● **Prompt**:
Pick out each line of the records in which the word "World" appears.

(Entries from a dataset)
★ ★ ★

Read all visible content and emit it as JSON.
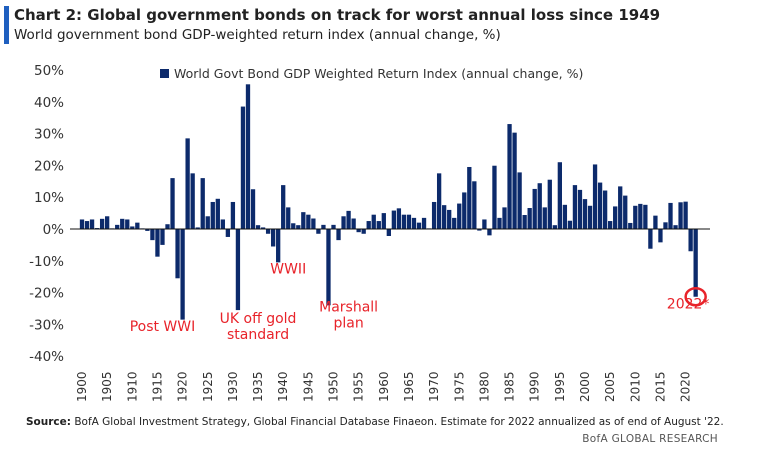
{
  "chart_data": {
    "type": "bar",
    "title": "Chart 2: Global government bonds on track for worst annual loss since 1949",
    "subtitle": "World government bond GDP-weighted return index (annual change, %)",
    "legend": {
      "label": "World Govt Bond GDP Weighted Return Index (annual change, %)",
      "placement": "top"
    },
    "xlabel": "",
    "ylabel": "",
    "ylim": [
      -40,
      50
    ],
    "yticks": [
      "-40%",
      "-30%",
      "-20%",
      "-10%",
      "0%",
      "10%",
      "20%",
      "30%",
      "40%",
      "50%"
    ],
    "ytick_values": [
      -40,
      -30,
      -20,
      -10,
      0,
      10,
      20,
      30,
      40,
      50
    ],
    "x_start": 1900,
    "x_end": 2022,
    "xtick_step": 5,
    "values": [
      3,
      2.5,
      3,
      0.3,
      3.2,
      4,
      0.2,
      1.3,
      3.2,
      3,
      0.8,
      2,
      0.2,
      -0.6,
      -3.5,
      -8.7,
      -5,
      1.5,
      16,
      -15.5,
      -28.5,
      28.5,
      17.5,
      0.5,
      16,
      4,
      8.5,
      9.5,
      3,
      -2.5,
      8.5,
      -25.5,
      38.5,
      45.5,
      12.5,
      1.2,
      0.5,
      -1.5,
      -5.5,
      -10.5,
      13.8,
      6.8,
      1.8,
      1.2,
      5.3,
      4.5,
      3.3,
      -1.5,
      1.3,
      -24,
      1.3,
      -3.5,
      4,
      5.7,
      3.3,
      -1,
      -1.5,
      2.5,
      4.5,
      2.5,
      5,
      -2.2,
      5.8,
      6.5,
      4.5,
      4.5,
      3.5,
      2,
      3.5,
      0.2,
      8.5,
      17.5,
      7.5,
      6,
      3.5,
      8,
      11.5,
      19.5,
      15,
      -0.5,
      3,
      -2,
      19.9,
      3.5,
      6.8,
      33,
      30.3,
      17.8,
      4.4,
      6.6,
      12.6,
      14.4,
      6.8,
      15.5,
      1.2,
      21,
      7.6,
      2.6,
      13.8,
      12.3,
      9.4,
      7.3,
      20.3,
      14.6,
      12.1,
      2.5,
      7.1,
      13.4,
      10.5,
      1.9,
      7.3,
      7.9,
      7.6,
      -6.2,
      4.2,
      -4.2,
      2.1,
      8.2,
      1.2,
      8.4,
      8.6,
      -7,
      -21.3
    ],
    "annotations": [
      {
        "lines": [
          "Post WWI"
        ],
        "year": 1916,
        "value": -32
      },
      {
        "lines": [
          "UK off gold",
          "standard"
        ],
        "year": 1935,
        "value": -29.5
      },
      {
        "lines": [
          "WWII"
        ],
        "year": 1941,
        "value": -14
      },
      {
        "lines": [
          "Marshall",
          "plan"
        ],
        "year": 1953,
        "value": -26
      },
      {
        "lines": [
          "2022*"
        ],
        "year": 2020.5,
        "value": -25
      }
    ],
    "highlight_year": 2022,
    "colors": {
      "bar": "#0c2a6b",
      "annotation": "#e8232a"
    }
  },
  "footer": {
    "source_label": "Source:",
    "source_text": " BofA Global Investment Strategy, Global Financial Database Finaeon. Estimate for 2022 annualized as of end of August '22.",
    "brand": "BofA GLOBAL RESEARCH"
  }
}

★ ★ ★

● **Response below**:
    "subtitle": "World government bond GDP-weighted return index (annual change, %)",
      "label": "World Govt Bond GDP Weighted Return Index (annual change, %)",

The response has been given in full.